> **Data excerpts**
┄┄┄┄┄┄┄┄┄┄┄┄┄┄┄┄┄┄┄┄
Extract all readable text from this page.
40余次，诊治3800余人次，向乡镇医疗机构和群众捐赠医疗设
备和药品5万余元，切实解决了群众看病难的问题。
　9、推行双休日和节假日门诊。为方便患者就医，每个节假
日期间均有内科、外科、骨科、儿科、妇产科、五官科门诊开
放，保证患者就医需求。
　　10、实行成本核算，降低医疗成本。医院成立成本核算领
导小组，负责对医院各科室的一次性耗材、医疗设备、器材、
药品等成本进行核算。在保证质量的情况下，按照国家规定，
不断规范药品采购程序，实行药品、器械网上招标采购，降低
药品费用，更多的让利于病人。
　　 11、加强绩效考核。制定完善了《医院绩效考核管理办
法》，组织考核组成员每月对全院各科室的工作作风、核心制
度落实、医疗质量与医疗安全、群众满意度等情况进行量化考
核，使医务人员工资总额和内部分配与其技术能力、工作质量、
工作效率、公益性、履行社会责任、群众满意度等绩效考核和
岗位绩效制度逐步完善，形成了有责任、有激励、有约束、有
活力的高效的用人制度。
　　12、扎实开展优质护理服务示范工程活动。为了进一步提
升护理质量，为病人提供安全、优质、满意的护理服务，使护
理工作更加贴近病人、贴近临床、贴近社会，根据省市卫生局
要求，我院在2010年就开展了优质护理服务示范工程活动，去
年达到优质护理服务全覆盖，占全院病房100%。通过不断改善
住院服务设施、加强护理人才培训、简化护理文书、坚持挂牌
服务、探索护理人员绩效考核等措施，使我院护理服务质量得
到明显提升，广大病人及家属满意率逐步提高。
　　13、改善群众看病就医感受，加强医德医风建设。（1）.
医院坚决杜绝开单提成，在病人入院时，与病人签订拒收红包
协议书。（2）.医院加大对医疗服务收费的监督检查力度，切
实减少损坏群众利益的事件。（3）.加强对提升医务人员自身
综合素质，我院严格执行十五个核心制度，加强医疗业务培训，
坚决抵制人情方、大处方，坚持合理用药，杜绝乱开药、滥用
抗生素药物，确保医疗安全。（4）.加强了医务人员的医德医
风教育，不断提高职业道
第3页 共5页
┄┄┄┄┄┄┄┄┄┄┄┄┄┄┄┄┄┄┄┄
> **INSTRUCTIONS TO FOLLOW**
Print every entry exactly as written.

> **PROBLEM SOLUTION**
Extract all readable text from this page.
40余次，诊治3800余人次，向乡镇医疗机构和群众捐赠医疗设
备和药品5万余元，切实解决了群众看病难的问题。
　9、推行双休日和节假日门诊。为方便患者就医，每个节假
日期间均有内科、外科、骨科、儿科、妇产科、五官科门诊开
放，保证患者就医需求。
　　10、实行成本核算，降低医疗成本。医院成立成本核算领
导小组，负责对医院各科室的一次性耗材、医疗设备、器材、
药品等成本进行核算。在保证质量的情况下，按照国家规定，
不断规范药品采购程序，实行药品、器械网上招标采购，降低
药品费用，更多的让利于病人。
　　 11、加强绩效考核。制定完善了《医院绩效考核管理办
法》，组织考核组成员每月对全院各科室的工作作风、核心制
度落实、医疗质量与医疗安全、群众满意度等情况进行量化考
核，使医务人员工资总额和内部分配与其技术能力、工作质量、
工作效率、公益性、履行社会责任、群众满意度等绩效考核和
岗位绩效制度逐步完善，形成了有责任、有激励、有约束、有
活力的高效的用人制度。
　　12、扎实开展优质护理服务示范工程活动。为了进一步提
升护理质量，为病人提供安全、优质、满意的护理服务，使护
理工作更加贴近病人、贴近临床、贴近社会，根据省市卫生局
要求，我院在2010年就开展了优质护理服务示范工程活动，去
年达到优质护理服务全覆盖，占全院病房100%。通过不断改善
住院服务设施、加强护理人才培训、简化护理文书、坚持挂牌
服务、探索护理人员绩效考核等措施，使我院护理服务质量得
到明显提升，广大病人及家属满意率逐步提高。
　　13、改善群众看病就医感受，加强医德医风建设。（1）.
医院坚决杜绝开单提成，在病人入院时，与病人签订拒收红包
协议书。（2）.医院加大对医疗服务收费的监督检查力度，切
实减少损坏群众利益的事件。（3）.加强对提升医务人员自身
综合素质，我院严格执行十五个核心制度，加强医疗业务培训，
坚决抵制人情方、大处方，坚持合理用药，杜绝乱开药、滥用
抗生素药物，确保医疗安全。（4）.加强了医务人员的医德医
风教育，不断提高职业道
第3页 共5页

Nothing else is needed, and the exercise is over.